OBJECTIVE:
Repeat every line of the material, character for character.

━━━━━━

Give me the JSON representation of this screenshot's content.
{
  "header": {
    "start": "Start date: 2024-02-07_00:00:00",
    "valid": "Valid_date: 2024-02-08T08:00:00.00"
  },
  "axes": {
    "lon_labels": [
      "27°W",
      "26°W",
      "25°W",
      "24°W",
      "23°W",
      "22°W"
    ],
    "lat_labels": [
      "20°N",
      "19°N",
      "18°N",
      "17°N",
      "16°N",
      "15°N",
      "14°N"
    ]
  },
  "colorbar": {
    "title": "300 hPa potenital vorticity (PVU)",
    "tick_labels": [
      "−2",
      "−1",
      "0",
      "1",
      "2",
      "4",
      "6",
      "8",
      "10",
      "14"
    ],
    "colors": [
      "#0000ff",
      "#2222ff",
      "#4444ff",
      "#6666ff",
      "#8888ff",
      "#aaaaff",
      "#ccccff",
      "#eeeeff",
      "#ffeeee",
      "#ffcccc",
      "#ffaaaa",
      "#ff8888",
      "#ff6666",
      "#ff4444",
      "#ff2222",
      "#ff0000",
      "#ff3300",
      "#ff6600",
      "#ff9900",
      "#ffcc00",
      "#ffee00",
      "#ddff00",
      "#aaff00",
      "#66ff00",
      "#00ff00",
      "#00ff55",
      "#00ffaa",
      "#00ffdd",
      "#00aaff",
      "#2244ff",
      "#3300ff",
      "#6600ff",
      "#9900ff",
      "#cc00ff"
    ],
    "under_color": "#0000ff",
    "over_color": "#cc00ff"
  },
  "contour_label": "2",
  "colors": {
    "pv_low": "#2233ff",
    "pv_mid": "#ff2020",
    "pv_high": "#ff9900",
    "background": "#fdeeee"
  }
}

━━━━━━

EXERCISE RESULT:
Give me the JSON representation of this screenshot's content.
{
  "header": {
    "start": "Start date: 2024-02-07_00:00:00",
    "valid": "Valid_date: 2024-02-08T08:00:00.00"
  },
  "axes": {
    "lon_labels": [
      "27°W",
      "26°W",
      "25°W",
      "24°W",
      "23°W",
      "22°W"
    ],
    "lat_labels": [
      "20°N",
      "19°N",
      "18°N",
      "17°N",
      "16°N",
      "15°N",
      "14°N"
    ]
  },
  "colorbar": {
    "title": "300 hPa potenital vorticity (PVU)",
    "tick_labels": [
      "−2",
      "−1",
      "0",
      "1",
      "2",
      "4",
      "6",
      "8",
      "10",
      "14"
    ],
    "colors": [
      "#0000ff",
      "#2222ff",
      "#4444ff",
      "#6666ff",
      "#8888ff",
      "#aaaaff",
      "#ccccff",
      "#eeeeff",
      "#ffeeee",
      "#ffcccc",
      "#ffaaaa",
      "#ff8888",
      "#ff6666",
      "#ff4444",
      "#ff2222",
      "#ff0000",
      "#ff3300",
      "#ff6600",
      "#ff9900",
      "#ffcc00",
      "#ffee00",
      "#ddff00",
      "#aaff00",
      "#66ff00",
      "#00ff00",
      "#00ff55",
      "#00ffaa",
      "#00ffdd",
      "#00aaff",
      "#2244ff",
      "#3300ff",
      "#6600ff",
      "#9900ff",
      "#cc00ff"
    ],
    "under_color": "#0000ff",
    "over_color": "#cc00ff"
  },
  "contour_label": "2",
  "colors": {
    "pv_low": "#2233ff",
    "pv_mid": "#ff2020",
    "pv_high": "#ff9900",
    "background": "#fdeeee"
  }
}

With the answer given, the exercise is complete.